§ Objective: All the data below goes into the copy word for word, but the pictures don't.

§ Data for this exercise:

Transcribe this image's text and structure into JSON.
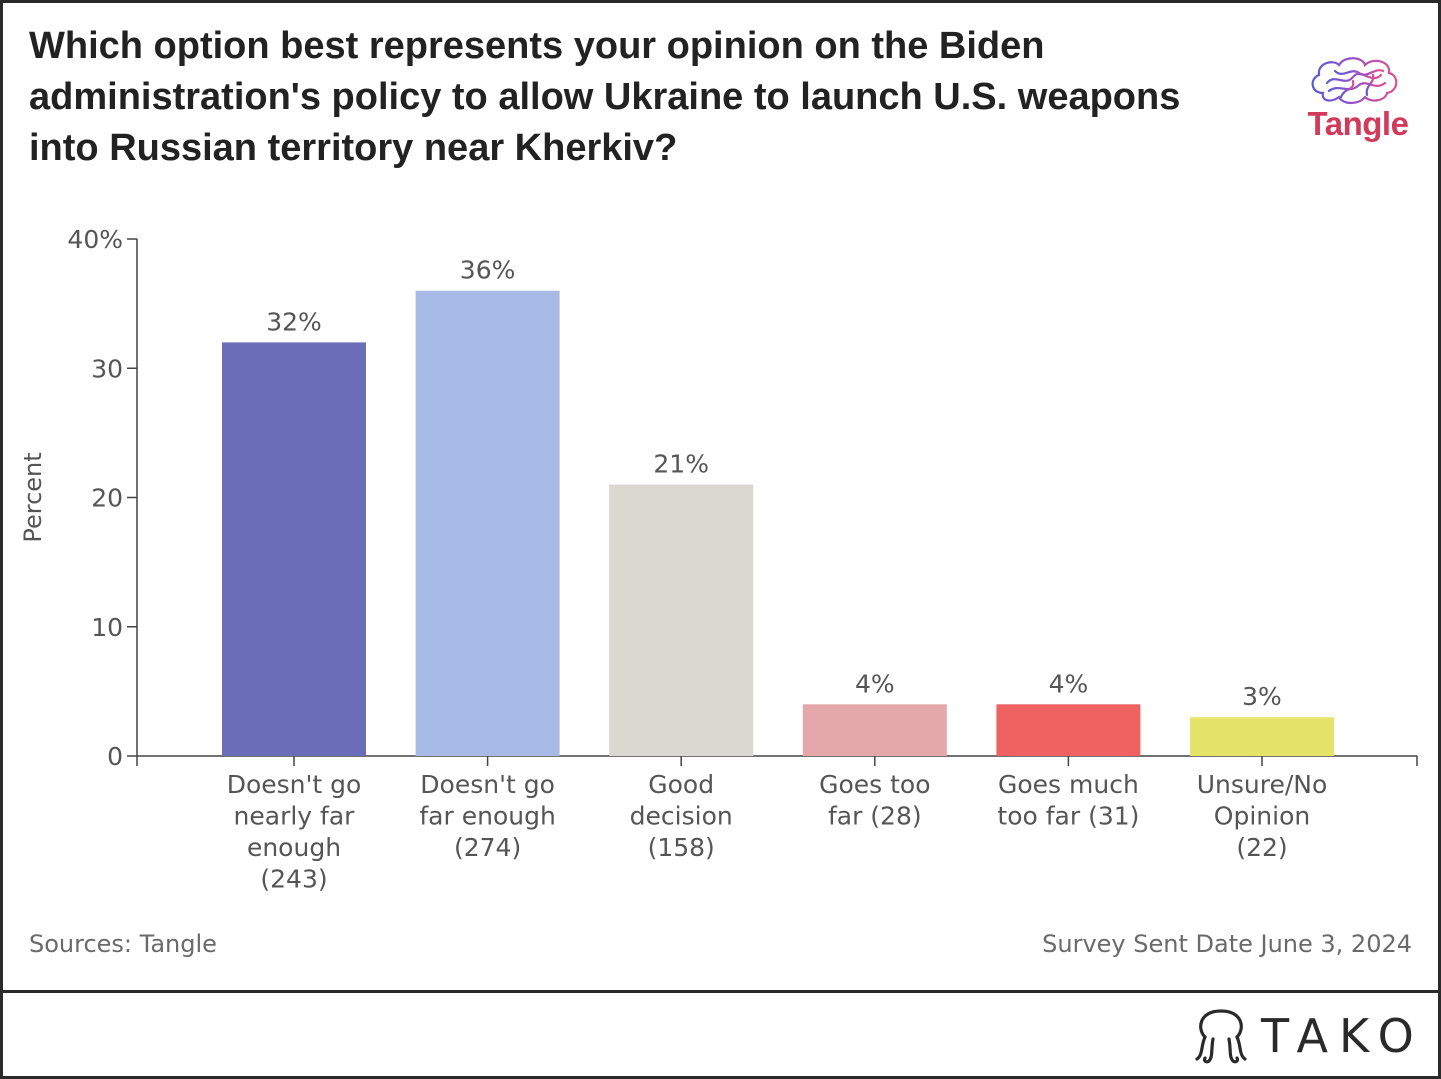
{
  "title": "Which option best represents your opinion on the Biden administration's policy to allow Ukraine to launch U.S. weapons into Russian territory near Kherkiv?",
  "brand": {
    "name": "Tangle",
    "color": "#d13a5a"
  },
  "footer": {
    "source": "Sources: Tangle",
    "date": "Survey Sent Date June 3, 2024",
    "provider": "TAKO",
    "provider_icon": "tako-octopus-icon"
  },
  "chart_data": {
    "type": "bar",
    "title": "Which option best represents your opinion on the Biden administration's policy to allow Ukraine to launch U.S. weapons into Russian territory near Kherkiv?",
    "xlabel": "",
    "ylabel": "Percent",
    "ylim": [
      0,
      40
    ],
    "yticks": [
      0,
      10,
      20,
      30,
      40
    ],
    "ytick_labels": [
      "0",
      "10",
      "20",
      "30",
      "40%"
    ],
    "grid": false,
    "categories": [
      "Doesn't go nearly far enough (243)",
      "Doesn't go far enough (274)",
      "Good decision (158)",
      "Goes too far (28)",
      "Goes much too far (31)",
      "Unsure/No Opinion (22)"
    ],
    "category_lines": [
      [
        "Doesn't go",
        "nearly far",
        "enough",
        "(243)"
      ],
      [
        "Doesn't go",
        "far enough",
        "(274)"
      ],
      [
        "Good",
        "decision",
        "(158)"
      ],
      [
        "Goes too",
        "far (28)"
      ],
      [
        "Goes much",
        "too far (31)"
      ],
      [
        "Unsure/No",
        "Opinion",
        "(22)"
      ]
    ],
    "values": [
      32,
      36,
      21,
      4,
      4,
      3
    ],
    "data_labels": [
      "32%",
      "36%",
      "21%",
      "4%",
      "4%",
      "3%"
    ],
    "colors": [
      "#6b6db8",
      "#a8bbe6",
      "#d9d9d2",
      "#e4a8aa",
      "#ee6262",
      "#e6e468"
    ]
  }
}
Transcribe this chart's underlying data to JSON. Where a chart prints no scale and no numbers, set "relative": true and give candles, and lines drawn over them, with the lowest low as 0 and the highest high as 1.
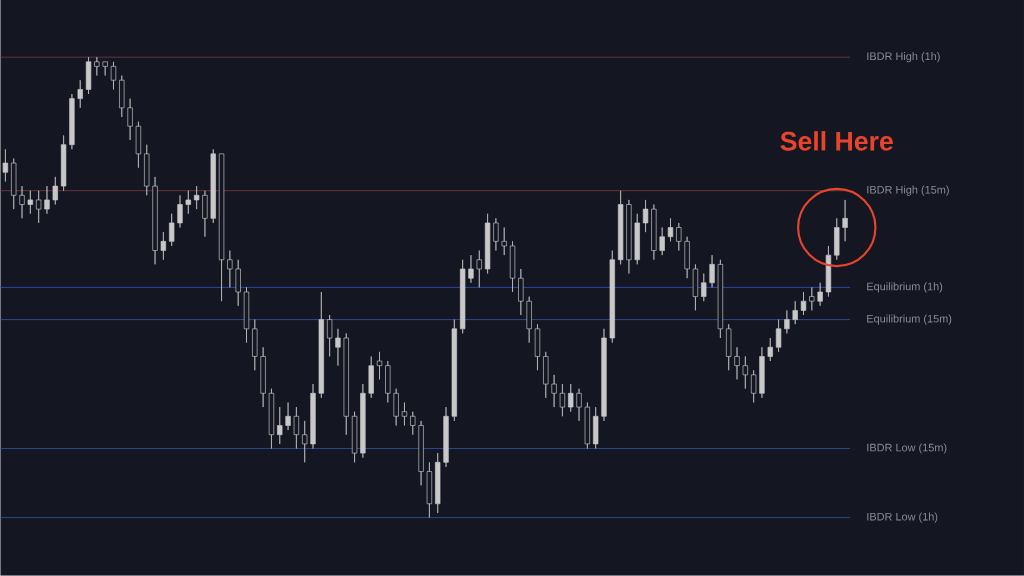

§ Answer to the task:
Transcribe this image's text and structure into JSON.
{
  "title": "Which option best represents your opinion on the Biden administration's policy to allow Ukraine to launch U.S. weapons into Russian territory near Kherkiv?",
  "brand": {
    "name": "Tangle",
    "color": "#d13a5a"
  },
  "footer": {
    "source": "Sources: Tangle",
    "date": "Survey Sent Date June 3, 2024",
    "provider": "TAKO",
    "provider_icon": "tako-octopus-icon"
  },
  "chart_data": {
    "type": "bar",
    "title": "Which option best represents your opinion on the Biden administration's policy to allow Ukraine to launch U.S. weapons into Russian territory near Kherkiv?",
    "xlabel": "",
    "ylabel": "Percent",
    "ylim": [
      0,
      40
    ],
    "yticks": [
      0,
      10,
      20,
      30,
      40
    ],
    "ytick_labels": [
      "0",
      "10",
      "20",
      "30",
      "40%"
    ],
    "grid": false,
    "categories": [
      "Doesn't go nearly far enough (243)",
      "Doesn't go far enough (274)",
      "Good decision (158)",
      "Goes too far (28)",
      "Goes much too far (31)",
      "Unsure/No Opinion (22)"
    ],
    "category_lines": [
      [
        "Doesn't go",
        "nearly far",
        "enough",
        "(243)"
      ],
      [
        "Doesn't go",
        "far enough",
        "(274)"
      ],
      [
        "Good",
        "decision",
        "(158)"
      ],
      [
        "Goes too",
        "far (28)"
      ],
      [
        "Goes much",
        "too far (31)"
      ],
      [
        "Unsure/No",
        "Opinion",
        "(22)"
      ]
    ],
    "values": [
      32,
      36,
      21,
      4,
      4,
      3
    ],
    "data_labels": [
      "32%",
      "36%",
      "21%",
      "4%",
      "4%",
      "3%"
    ],
    "colors": [
      "#6b6db8",
      "#a8bbe6",
      "#d9d9d2",
      "#e4a8aa",
      "#ee6262",
      "#e6e468"
    ]
  }
}
Transcribe this chart's underlying data to JSON. Where a chart prints no scale and no numbers, set "relative": true and give candles, and lines drawn over them, with the lowest low as 0 and the highest high as 1.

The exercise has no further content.